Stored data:
>>>

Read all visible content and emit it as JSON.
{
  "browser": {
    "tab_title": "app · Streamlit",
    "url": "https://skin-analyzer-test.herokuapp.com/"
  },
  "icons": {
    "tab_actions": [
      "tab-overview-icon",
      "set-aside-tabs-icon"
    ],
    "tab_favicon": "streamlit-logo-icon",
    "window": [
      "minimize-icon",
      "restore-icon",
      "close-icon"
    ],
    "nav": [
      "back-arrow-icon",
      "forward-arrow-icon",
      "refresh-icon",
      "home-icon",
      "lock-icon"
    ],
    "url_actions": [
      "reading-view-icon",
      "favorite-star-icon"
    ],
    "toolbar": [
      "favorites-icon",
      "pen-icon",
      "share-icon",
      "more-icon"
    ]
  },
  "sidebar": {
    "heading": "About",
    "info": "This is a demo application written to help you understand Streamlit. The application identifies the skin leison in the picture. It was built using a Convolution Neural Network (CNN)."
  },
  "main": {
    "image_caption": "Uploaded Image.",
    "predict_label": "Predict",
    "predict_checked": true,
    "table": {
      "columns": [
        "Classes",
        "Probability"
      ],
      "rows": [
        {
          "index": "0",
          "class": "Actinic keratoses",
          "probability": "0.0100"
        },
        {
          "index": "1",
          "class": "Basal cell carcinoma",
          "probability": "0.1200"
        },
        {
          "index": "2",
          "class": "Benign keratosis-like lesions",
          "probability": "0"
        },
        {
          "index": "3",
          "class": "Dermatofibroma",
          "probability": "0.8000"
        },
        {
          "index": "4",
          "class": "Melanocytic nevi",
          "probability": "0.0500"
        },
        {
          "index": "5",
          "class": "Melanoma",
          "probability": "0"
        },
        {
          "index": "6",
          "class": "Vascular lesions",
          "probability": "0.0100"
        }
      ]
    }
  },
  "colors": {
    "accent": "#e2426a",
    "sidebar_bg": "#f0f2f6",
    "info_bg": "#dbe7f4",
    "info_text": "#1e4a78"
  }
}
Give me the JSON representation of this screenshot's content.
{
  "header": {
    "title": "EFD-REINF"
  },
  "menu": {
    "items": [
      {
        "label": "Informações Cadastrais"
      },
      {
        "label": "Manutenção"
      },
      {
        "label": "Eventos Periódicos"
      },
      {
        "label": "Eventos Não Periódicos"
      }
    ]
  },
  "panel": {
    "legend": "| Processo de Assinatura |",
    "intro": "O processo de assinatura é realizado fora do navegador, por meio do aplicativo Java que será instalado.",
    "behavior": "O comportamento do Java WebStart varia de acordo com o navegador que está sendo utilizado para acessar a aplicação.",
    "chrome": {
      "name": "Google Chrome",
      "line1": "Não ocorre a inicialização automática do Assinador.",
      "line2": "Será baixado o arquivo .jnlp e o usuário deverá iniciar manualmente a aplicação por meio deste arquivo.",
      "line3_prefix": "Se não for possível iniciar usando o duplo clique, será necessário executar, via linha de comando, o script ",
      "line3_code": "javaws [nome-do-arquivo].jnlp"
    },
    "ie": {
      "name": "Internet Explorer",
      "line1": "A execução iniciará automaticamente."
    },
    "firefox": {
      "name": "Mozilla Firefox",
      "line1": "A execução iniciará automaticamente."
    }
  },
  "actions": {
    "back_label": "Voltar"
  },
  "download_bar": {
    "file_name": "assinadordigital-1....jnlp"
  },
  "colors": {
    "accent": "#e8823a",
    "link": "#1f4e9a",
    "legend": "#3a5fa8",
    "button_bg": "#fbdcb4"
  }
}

<<<

• Task statement
Return every record above exactly as it appears.

• Solution to this task
Read all visible content and emit it as JSON.
{
  "browser": {
    "tab_title": "app · Streamlit",
    "url": "https://skin-analyzer-test.herokuapp.com/"
  },
  "icons": {
    "tab_actions": [
      "tab-overview-icon",
      "set-aside-tabs-icon"
    ],
    "tab_favicon": "streamlit-logo-icon",
    "window": [
      "minimize-icon",
      "restore-icon",
      "close-icon"
    ],
    "nav": [
      "back-arrow-icon",
      "forward-arrow-icon",
      "refresh-icon",
      "home-icon",
      "lock-icon"
    ],
    "url_actions": [
      "reading-view-icon",
      "favorite-star-icon"
    ],
    "toolbar": [
      "favorites-icon",
      "pen-icon",
      "share-icon",
      "more-icon"
    ]
  },
  "sidebar": {
    "heading": "About",
    "info": "This is a demo application written to help you understand Streamlit. The application identifies the skin leison in the picture. It was built using a Convolution Neural Network (CNN)."
  },
  "main": {
    "image_caption": "Uploaded Image.",
    "predict_label": "Predict",
    "predict_checked": true,
    "table": {
      "columns": [
        "Classes",
        "Probability"
      ],
      "rows": [
        {
          "index": "0",
          "class": "Actinic keratoses",
          "probability": "0.0100"
        },
        {
          "index": "1",
          "class": "Basal cell carcinoma",
          "probability": "0.1200"
        },
        {
          "index": "2",
          "class": "Benign keratosis-like lesions",
          "probability": "0"
        },
        {
          "index": "3",
          "class": "Dermatofibroma",
          "probability": "0.8000"
        },
        {
          "index": "4",
          "class": "Melanocytic nevi",
          "probability": "0.0500"
        },
        {
          "index": "5",
          "class": "Melanoma",
          "probability": "0"
        },
        {
          "index": "6",
          "class": "Vascular lesions",
          "probability": "0.0100"
        }
      ]
    }
  },
  "colors": {
    "accent": "#e2426a",
    "sidebar_bg": "#f0f2f6",
    "info_bg": "#dbe7f4",
    "info_text": "#1e4a78"
  }
}
Give me the JSON representation of this screenshot's content.
{
  "header": {
    "title": "EFD-REINF"
  },
  "menu": {
    "items": [
      {
        "label": "Informações Cadastrais"
      },
      {
        "label": "Manutenção"
      },
      {
        "label": "Eventos Periódicos"
      },
      {
        "label": "Eventos Não Periódicos"
      }
    ]
  },
  "panel": {
    "legend": "| Processo de Assinatura |",
    "intro": "O processo de assinatura é realizado fora do navegador, por meio do aplicativo Java que será instalado.",
    "behavior": "O comportamento do Java WebStart varia de acordo com o navegador que está sendo utilizado para acessar a aplicação.",
    "chrome": {
      "name": "Google Chrome",
      "line1": "Não ocorre a inicialização automática do Assinador.",
      "line2": "Será baixado o arquivo .jnlp e o usuário deverá iniciar manualmente a aplicação por meio deste arquivo.",
      "line3_prefix": "Se não for possível iniciar usando o duplo clique, será necessário executar, via linha de comando, o script ",
      "line3_code": "javaws [nome-do-arquivo].jnlp"
    },
    "ie": {
      "name": "Internet Explorer",
      "line1": "A execução iniciará automaticamente."
    },
    "firefox": {
      "name": "Mozilla Firefox",
      "line1": "A execução iniciará automaticamente."
    }
  },
  "actions": {
    "back_label": "Voltar"
  },
  "download_bar": {
    "file_name": "assinadordigital-1....jnlp"
  },
  "colors": {
    "accent": "#e8823a",
    "link": "#1f4e9a",
    "legend": "#3a5fa8",
    "button_bg": "#fbdcb4"
  }
}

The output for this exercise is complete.